Saved entries:
==================================================

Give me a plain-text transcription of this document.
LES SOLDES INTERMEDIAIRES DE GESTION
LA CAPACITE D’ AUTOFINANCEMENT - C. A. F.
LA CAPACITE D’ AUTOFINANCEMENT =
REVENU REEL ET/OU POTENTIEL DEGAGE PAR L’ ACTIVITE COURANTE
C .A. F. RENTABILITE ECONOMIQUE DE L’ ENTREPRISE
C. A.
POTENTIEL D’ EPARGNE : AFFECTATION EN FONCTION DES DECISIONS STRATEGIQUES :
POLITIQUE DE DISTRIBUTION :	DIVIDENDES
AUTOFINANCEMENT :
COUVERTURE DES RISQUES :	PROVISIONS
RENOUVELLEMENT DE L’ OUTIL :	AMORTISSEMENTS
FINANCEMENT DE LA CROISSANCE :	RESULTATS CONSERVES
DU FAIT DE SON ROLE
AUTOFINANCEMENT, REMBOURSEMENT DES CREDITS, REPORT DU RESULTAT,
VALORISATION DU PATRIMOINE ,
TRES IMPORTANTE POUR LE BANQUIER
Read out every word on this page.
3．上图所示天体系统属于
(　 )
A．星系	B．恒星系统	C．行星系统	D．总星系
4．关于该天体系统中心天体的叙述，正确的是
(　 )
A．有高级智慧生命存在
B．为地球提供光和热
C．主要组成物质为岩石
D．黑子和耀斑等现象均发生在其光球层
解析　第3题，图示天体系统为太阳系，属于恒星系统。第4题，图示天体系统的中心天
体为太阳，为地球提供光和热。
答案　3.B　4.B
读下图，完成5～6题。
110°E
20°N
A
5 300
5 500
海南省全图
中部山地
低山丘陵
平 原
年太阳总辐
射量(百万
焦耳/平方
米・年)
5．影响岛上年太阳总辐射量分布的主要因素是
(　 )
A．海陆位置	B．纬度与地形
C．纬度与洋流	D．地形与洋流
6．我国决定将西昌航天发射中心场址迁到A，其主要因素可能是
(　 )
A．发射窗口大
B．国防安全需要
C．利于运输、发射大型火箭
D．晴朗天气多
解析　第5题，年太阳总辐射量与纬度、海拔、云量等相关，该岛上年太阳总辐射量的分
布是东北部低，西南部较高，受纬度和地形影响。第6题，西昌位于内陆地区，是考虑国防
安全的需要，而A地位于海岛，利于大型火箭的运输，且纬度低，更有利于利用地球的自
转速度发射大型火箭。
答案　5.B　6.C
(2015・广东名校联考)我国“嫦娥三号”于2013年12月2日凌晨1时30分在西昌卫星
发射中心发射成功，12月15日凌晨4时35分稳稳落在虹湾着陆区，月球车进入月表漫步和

==================================================

▶ **Exercise directions**
Which lines include the word "POTENTIEL"? Copy every one of them.

▶ **Answer to this task**
REVENU REEL ET/OU POTENTIEL DEGAGE PAR L’ ACTIVITE COURANTE
POTENTIEL D’ EPARGNE : AFFECTATION EN FONCTION DES DECISIONS STRATEGIQUES :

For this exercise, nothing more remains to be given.